Your objective:
From the items below, keep only the lines that contain the string "tick", and copy each of those lines without changes.

Information supplied:

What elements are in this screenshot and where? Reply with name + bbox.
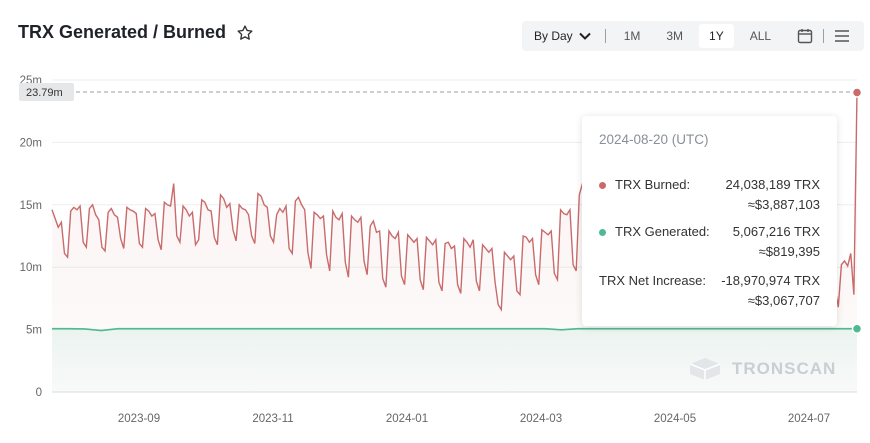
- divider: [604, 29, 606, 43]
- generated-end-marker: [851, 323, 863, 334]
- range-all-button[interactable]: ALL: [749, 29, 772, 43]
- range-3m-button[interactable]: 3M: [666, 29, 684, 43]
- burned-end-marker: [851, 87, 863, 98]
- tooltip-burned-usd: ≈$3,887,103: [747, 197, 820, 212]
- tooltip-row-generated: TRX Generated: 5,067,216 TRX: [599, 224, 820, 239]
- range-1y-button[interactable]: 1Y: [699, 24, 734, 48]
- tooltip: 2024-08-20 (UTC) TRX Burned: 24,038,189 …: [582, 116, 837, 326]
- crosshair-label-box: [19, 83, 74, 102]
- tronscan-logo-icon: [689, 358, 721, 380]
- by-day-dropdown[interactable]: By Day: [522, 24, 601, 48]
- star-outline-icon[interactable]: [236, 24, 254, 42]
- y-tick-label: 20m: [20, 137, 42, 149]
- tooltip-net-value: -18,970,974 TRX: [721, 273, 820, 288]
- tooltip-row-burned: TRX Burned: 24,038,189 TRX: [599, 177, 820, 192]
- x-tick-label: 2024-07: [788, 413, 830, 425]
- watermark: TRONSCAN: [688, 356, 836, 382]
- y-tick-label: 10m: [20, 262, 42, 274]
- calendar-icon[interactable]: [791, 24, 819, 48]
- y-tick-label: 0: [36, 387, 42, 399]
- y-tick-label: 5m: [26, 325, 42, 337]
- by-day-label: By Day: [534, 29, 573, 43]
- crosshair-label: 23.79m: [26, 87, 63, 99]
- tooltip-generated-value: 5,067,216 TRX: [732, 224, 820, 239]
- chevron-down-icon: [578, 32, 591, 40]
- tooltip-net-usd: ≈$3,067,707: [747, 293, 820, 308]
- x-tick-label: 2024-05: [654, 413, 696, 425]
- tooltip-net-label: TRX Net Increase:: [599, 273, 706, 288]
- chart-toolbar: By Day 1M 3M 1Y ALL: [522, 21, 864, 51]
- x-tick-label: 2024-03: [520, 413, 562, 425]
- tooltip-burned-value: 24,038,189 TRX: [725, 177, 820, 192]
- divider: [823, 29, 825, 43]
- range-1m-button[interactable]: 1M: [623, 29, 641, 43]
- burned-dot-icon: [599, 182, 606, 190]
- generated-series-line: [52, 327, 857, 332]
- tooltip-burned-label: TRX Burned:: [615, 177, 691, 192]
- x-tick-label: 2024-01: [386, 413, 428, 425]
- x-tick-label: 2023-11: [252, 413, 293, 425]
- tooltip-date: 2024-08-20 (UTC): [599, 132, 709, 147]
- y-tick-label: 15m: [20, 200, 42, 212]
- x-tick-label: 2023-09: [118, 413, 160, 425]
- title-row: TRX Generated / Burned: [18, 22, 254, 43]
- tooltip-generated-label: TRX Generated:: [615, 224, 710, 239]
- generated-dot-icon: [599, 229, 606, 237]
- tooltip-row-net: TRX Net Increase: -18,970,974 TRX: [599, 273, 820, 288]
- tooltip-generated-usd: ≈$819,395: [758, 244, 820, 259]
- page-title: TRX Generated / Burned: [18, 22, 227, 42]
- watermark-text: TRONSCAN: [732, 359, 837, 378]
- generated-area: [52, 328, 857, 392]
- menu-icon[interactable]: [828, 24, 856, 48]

Task response:
- y-tick-label: 20m: [20, 137, 42, 149]
- x-tick-label: 2024-07: [788, 413, 830, 425]
- y-tick-label: 10m: [20, 262, 42, 274]
- y-tick-label: 0: [36, 387, 42, 399]
- y-tick-label: 5m: [26, 325, 42, 337]
- x-tick-label: 2024-05: [654, 413, 696, 425]
- x-tick-label: 2024-03: [520, 413, 562, 425]
- x-tick-label: 2024-01: [386, 413, 428, 425]
- x-tick-label: 2023-11: [252, 413, 293, 425]
- y-tick-label: 15m: [20, 200, 42, 212]
- x-tick-label: 2023-09: [118, 413, 160, 425]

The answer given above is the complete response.